Write the records from their first line through the line containing "up-folder-icon[interactable] [376,43,394,61]" as a numbered list, leaving out blank lines.

— Start of DATA SHOWN —

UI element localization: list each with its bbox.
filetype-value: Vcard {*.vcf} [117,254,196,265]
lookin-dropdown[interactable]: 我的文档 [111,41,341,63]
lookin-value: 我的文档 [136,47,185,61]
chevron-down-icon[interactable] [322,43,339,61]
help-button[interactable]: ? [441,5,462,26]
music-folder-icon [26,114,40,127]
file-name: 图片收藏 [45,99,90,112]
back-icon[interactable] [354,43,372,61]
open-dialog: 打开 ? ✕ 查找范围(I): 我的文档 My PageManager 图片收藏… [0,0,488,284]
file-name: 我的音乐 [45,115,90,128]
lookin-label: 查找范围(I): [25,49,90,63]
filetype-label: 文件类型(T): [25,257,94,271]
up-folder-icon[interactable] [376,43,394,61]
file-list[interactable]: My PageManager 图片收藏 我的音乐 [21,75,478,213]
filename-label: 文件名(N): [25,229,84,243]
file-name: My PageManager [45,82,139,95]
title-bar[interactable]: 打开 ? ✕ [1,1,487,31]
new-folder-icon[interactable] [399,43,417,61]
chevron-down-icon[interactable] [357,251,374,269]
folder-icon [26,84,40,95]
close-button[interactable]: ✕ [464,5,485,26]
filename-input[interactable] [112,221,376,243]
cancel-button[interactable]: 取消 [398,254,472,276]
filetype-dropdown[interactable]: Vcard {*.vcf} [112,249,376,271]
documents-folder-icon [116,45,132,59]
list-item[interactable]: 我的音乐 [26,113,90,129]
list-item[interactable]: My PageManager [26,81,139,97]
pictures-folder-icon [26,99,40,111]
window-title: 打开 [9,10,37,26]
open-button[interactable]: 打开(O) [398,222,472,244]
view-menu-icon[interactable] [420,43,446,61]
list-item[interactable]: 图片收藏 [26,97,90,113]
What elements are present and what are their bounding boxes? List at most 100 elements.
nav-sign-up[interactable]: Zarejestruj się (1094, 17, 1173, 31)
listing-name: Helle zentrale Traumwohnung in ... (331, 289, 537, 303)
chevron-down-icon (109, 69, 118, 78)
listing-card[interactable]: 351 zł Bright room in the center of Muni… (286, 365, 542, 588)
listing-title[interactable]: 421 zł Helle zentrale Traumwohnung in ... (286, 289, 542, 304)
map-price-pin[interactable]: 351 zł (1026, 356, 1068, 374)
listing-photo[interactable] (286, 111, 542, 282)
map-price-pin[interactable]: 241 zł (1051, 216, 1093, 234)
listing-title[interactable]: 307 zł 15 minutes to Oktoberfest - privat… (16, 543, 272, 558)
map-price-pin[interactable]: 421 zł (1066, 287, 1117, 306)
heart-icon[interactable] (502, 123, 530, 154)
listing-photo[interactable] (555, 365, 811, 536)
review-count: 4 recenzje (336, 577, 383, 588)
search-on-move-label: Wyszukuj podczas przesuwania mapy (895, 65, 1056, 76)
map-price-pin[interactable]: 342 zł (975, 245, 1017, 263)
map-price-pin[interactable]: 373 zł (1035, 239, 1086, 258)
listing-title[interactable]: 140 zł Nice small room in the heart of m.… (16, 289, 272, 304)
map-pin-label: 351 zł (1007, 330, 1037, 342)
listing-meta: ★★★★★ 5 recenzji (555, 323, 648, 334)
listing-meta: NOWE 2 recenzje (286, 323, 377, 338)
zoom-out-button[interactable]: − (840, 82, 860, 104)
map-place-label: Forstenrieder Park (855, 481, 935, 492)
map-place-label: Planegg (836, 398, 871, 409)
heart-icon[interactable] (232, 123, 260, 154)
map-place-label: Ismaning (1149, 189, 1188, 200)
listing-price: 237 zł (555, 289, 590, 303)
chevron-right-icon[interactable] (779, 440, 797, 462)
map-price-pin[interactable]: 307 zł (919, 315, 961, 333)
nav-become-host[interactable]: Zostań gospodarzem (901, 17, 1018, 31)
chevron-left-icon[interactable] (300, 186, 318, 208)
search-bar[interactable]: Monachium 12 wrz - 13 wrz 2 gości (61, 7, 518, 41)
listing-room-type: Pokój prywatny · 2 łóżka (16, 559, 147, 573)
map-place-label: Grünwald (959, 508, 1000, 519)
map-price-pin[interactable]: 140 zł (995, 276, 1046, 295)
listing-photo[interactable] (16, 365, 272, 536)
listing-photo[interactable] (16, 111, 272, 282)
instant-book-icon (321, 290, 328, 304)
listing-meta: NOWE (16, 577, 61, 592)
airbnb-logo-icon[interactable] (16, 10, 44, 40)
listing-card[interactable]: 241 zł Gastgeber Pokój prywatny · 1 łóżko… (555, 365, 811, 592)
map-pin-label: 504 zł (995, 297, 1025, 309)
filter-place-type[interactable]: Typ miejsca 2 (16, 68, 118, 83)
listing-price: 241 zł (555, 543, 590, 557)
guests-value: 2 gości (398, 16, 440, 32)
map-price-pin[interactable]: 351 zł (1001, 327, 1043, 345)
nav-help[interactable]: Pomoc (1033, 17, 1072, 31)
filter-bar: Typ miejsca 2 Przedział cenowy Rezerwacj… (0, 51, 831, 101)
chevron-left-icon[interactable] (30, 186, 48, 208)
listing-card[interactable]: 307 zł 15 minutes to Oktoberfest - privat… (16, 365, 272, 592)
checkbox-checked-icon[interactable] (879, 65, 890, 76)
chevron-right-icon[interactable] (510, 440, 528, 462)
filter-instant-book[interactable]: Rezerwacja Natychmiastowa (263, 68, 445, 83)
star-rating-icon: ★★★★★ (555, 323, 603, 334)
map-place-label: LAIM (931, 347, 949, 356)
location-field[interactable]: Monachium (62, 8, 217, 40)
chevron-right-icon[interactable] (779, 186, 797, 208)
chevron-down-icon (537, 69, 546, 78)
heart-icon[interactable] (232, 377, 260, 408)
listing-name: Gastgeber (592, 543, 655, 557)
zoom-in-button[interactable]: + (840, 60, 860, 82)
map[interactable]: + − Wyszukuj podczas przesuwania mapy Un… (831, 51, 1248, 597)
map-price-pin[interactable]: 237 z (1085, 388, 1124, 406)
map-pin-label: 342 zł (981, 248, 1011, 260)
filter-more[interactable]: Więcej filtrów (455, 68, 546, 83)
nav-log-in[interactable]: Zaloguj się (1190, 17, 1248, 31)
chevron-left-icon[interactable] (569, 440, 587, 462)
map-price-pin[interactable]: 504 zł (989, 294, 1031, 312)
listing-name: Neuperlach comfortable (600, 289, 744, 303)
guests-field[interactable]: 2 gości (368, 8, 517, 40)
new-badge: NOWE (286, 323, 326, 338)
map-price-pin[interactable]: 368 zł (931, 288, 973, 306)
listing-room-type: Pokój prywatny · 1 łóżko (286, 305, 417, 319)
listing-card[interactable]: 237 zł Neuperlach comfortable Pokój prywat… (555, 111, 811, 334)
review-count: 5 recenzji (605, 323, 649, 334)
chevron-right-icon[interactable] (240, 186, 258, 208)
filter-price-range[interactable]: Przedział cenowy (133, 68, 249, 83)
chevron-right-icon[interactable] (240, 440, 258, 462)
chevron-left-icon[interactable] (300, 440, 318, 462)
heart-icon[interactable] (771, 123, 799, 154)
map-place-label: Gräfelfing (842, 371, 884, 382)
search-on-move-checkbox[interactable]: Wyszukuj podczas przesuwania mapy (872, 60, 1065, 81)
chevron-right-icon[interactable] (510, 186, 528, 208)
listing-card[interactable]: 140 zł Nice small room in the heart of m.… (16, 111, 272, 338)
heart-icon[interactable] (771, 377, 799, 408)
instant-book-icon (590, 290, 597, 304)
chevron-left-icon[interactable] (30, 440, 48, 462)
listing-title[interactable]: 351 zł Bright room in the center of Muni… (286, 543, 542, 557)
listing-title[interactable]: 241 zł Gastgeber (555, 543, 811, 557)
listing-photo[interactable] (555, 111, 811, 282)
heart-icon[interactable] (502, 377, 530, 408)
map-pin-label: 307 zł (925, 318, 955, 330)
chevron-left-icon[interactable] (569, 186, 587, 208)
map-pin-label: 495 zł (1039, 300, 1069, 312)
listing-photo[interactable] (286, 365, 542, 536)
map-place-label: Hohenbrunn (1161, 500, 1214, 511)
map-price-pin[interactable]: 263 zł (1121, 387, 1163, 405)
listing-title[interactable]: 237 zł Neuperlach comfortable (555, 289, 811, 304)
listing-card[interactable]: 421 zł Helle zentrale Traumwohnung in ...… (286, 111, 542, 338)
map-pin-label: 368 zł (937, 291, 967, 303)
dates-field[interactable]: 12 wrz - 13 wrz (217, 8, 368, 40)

— End of DATA SHOWN —

● ANSWER:
1. UI element localization: list each with its bbox.
2. filetype-value: Vcard {*.vcf} [117,254,196,265]
3. lookin-dropdown[interactable]: 我的文档 [111,41,341,63]
4. lookin-value: 我的文档 [136,47,185,61]
5. chevron-down-icon[interactable] [322,43,339,61]
6. help-button[interactable]: ? [441,5,462,26]
7. music-folder-icon [26,114,40,127]
8. file-name: 图片收藏 [45,99,90,112]
9. back-icon[interactable] [354,43,372,61]
10. open-dialog: 打开 ? ✕ 查找范围(I): 我的文档 My PageManager 图片收藏… [0,0,488,284]
11. file-name: 我的音乐 [45,115,90,128]
12. lookin-label: 查找范围(I): [25,49,90,63]
13. filetype-label: 文件类型(T): [25,257,94,271]
14. up-folder-icon[interactable] [376,43,394,61]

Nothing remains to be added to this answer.